The request
Select all lines holding the word "open" from the entries that follow.

Stored rows
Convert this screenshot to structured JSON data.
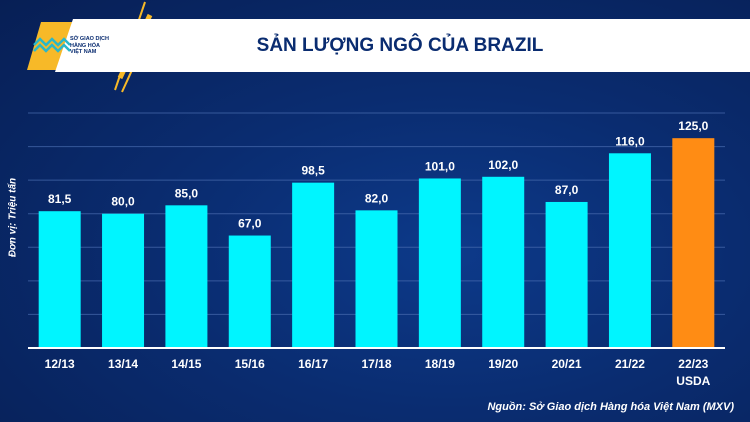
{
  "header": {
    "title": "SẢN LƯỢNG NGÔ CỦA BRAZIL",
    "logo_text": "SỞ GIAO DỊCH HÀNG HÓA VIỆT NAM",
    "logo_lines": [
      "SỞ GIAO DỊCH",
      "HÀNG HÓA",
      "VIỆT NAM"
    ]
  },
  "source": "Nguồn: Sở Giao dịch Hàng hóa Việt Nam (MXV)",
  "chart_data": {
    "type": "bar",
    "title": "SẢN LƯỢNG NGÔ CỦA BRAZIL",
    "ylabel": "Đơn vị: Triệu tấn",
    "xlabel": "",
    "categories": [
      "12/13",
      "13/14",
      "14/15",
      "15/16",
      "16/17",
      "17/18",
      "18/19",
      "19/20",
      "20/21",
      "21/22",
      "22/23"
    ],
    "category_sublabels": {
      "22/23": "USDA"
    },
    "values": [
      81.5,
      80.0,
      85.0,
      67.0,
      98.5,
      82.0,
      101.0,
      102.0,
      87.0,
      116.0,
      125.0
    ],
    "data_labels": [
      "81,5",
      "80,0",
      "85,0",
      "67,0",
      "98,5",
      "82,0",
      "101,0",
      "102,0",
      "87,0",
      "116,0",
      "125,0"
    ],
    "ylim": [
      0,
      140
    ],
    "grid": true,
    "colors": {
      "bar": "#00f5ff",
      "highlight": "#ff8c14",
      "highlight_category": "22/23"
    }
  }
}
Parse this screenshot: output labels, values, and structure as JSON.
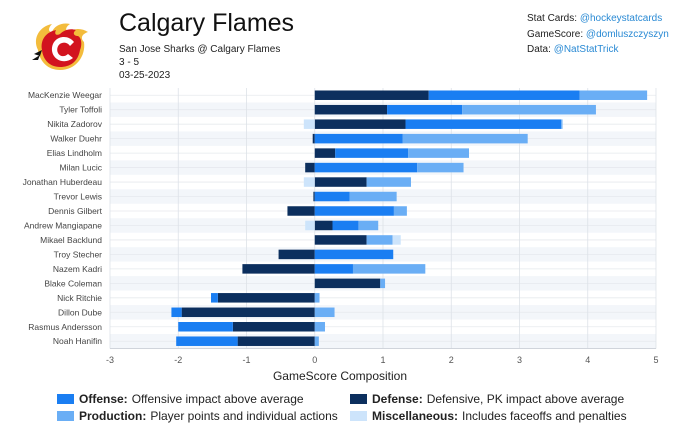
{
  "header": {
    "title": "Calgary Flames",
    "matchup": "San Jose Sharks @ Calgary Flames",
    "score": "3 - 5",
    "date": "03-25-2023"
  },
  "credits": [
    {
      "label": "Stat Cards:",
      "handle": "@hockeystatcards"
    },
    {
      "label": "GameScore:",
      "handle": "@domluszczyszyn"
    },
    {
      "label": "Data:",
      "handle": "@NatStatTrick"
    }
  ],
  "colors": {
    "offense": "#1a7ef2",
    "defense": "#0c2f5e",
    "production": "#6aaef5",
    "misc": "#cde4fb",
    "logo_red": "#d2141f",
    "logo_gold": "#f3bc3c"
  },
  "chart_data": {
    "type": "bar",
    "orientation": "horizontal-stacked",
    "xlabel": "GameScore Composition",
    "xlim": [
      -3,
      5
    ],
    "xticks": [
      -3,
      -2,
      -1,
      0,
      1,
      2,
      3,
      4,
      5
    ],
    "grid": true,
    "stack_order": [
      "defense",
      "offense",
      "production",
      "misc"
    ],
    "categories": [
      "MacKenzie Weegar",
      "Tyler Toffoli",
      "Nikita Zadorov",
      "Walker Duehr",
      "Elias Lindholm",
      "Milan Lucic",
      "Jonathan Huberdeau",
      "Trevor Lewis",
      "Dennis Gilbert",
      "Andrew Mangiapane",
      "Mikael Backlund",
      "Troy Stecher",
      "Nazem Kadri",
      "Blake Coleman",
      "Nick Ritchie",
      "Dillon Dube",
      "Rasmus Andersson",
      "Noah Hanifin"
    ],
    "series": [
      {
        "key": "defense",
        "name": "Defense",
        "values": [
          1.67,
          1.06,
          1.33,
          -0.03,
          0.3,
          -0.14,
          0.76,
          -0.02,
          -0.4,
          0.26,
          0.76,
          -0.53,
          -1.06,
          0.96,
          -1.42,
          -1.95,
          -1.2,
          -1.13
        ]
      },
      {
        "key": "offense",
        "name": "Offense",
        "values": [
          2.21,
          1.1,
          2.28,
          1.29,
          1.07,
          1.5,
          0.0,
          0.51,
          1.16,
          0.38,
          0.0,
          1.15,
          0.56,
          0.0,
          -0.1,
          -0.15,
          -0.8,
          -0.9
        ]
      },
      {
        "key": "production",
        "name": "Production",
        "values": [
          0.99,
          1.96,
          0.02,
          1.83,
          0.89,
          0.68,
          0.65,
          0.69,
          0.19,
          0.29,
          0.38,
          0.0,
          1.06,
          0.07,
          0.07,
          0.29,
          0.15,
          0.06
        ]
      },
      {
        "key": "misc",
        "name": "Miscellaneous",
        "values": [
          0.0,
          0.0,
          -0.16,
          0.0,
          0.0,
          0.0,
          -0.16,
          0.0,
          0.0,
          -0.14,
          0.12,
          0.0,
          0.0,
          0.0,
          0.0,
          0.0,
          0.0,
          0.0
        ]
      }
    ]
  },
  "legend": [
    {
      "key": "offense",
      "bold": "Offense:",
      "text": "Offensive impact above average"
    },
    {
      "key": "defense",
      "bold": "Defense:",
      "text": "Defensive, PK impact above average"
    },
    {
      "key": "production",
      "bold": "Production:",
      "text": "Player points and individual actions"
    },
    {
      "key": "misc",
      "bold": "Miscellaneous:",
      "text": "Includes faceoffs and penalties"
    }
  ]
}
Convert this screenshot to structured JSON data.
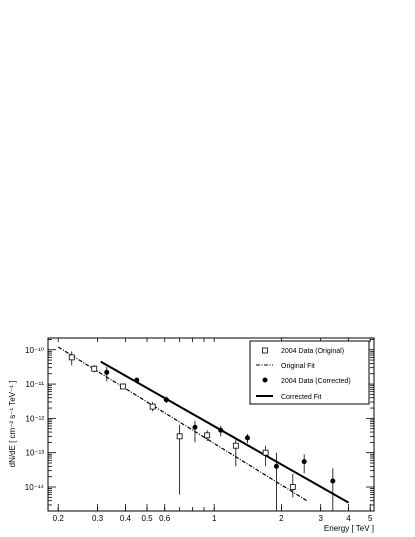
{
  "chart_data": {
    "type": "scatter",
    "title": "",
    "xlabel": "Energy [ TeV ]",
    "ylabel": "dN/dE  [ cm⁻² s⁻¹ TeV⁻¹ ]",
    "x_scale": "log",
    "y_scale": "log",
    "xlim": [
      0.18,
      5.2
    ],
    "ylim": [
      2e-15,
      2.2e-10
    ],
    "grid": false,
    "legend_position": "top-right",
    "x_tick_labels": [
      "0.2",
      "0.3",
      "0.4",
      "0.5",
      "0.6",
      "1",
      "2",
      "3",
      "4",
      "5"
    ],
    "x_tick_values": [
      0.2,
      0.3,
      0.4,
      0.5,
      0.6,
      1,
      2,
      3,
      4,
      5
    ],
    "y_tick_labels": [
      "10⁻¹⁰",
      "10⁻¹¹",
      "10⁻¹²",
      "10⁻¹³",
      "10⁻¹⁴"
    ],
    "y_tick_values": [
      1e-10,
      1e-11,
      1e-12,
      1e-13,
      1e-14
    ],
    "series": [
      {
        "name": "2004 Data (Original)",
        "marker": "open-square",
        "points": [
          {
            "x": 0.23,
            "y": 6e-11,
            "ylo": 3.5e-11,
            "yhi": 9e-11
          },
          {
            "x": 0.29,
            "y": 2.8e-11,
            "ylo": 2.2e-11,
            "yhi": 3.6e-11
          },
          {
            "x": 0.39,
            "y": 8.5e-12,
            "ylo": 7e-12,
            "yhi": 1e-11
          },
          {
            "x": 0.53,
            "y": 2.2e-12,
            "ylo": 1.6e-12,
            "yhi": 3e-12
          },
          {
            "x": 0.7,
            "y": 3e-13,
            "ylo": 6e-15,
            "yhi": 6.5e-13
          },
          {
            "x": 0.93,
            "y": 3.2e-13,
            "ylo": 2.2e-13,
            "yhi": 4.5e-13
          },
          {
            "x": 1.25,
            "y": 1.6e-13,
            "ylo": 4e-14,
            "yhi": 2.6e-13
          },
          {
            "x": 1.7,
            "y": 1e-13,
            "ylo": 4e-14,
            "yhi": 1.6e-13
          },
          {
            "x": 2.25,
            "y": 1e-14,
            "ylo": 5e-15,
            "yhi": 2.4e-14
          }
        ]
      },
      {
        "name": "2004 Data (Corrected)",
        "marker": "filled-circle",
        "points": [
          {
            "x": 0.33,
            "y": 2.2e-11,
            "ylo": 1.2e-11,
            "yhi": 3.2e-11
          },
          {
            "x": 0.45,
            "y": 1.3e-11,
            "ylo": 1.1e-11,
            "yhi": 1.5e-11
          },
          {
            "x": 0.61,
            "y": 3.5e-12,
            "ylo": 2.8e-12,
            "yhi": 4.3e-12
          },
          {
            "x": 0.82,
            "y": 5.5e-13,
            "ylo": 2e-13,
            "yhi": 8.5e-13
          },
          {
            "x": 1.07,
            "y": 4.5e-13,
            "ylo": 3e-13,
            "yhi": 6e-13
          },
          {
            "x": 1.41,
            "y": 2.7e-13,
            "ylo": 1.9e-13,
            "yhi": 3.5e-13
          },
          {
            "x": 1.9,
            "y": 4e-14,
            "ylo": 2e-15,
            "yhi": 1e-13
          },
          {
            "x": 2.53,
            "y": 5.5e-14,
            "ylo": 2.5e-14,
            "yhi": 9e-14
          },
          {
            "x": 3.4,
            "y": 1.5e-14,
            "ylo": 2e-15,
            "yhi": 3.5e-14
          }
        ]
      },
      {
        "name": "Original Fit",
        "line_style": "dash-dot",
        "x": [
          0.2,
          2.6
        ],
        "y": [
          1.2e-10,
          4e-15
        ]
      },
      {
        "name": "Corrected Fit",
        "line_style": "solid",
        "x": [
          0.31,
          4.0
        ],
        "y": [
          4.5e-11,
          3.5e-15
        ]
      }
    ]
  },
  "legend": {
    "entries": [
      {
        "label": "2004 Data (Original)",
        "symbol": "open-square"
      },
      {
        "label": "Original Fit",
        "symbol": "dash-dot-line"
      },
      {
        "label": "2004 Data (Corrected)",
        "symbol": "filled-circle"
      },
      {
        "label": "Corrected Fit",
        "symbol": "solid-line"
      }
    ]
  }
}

Exercise output
        "marker": "open-square",
        "symbol": "open-square"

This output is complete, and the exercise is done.